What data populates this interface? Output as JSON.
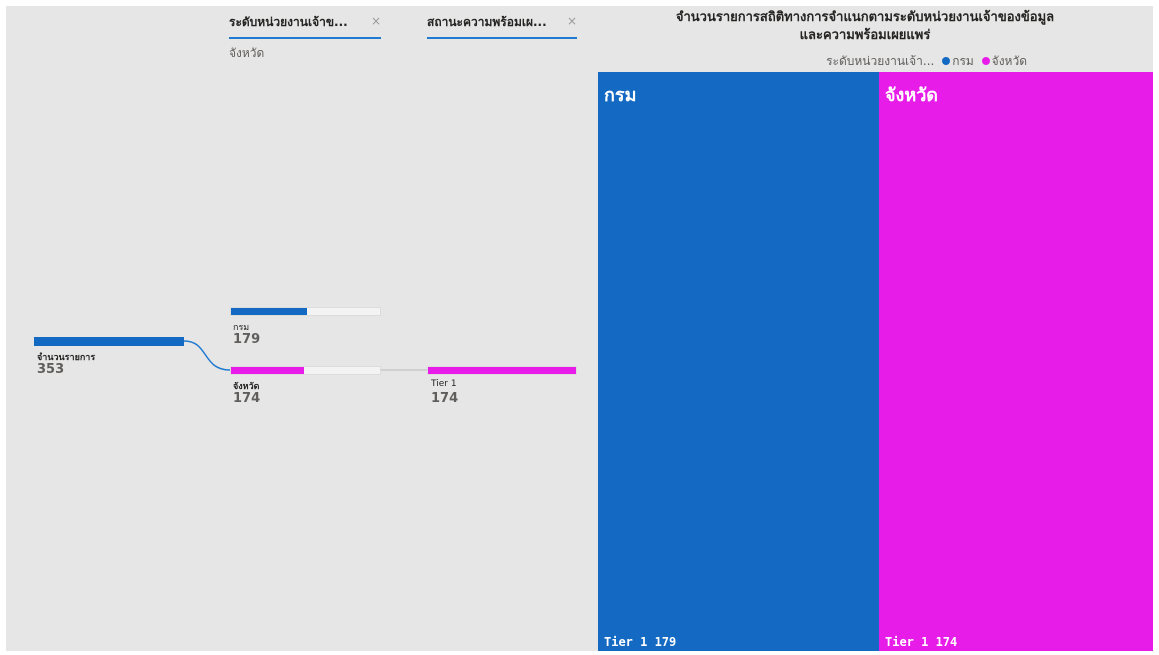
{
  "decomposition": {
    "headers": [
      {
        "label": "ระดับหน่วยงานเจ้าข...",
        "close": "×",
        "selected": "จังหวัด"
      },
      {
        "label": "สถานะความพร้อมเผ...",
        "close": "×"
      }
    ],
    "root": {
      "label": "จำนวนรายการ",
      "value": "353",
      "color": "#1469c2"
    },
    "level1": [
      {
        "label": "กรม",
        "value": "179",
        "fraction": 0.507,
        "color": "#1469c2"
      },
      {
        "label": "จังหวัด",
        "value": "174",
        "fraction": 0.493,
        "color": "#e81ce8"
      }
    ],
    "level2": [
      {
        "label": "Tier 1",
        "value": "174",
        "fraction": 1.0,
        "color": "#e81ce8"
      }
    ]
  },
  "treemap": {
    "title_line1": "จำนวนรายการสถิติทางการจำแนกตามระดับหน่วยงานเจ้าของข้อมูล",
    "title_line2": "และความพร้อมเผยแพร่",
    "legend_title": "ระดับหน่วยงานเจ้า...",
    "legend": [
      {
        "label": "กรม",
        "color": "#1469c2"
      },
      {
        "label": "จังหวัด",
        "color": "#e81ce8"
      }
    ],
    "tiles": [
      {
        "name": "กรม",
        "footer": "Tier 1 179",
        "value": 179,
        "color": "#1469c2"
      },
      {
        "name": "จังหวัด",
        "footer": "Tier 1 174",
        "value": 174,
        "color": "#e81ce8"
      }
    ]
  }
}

########

▸ What the exercise asks
Select and copy every line from the records that includes the word "label".

▸ Solution below
        "label": "ระดับหน่วยงานเจ้าข...",
        "label": "สถานะความพร้อมเผ...",
      "label": "จำนวนรายการ",
        "label": "กรม",
        "label": "จังหวัด",
        "label": "Tier 1",
        "label": "กรม",
        "label": "จังหวัด",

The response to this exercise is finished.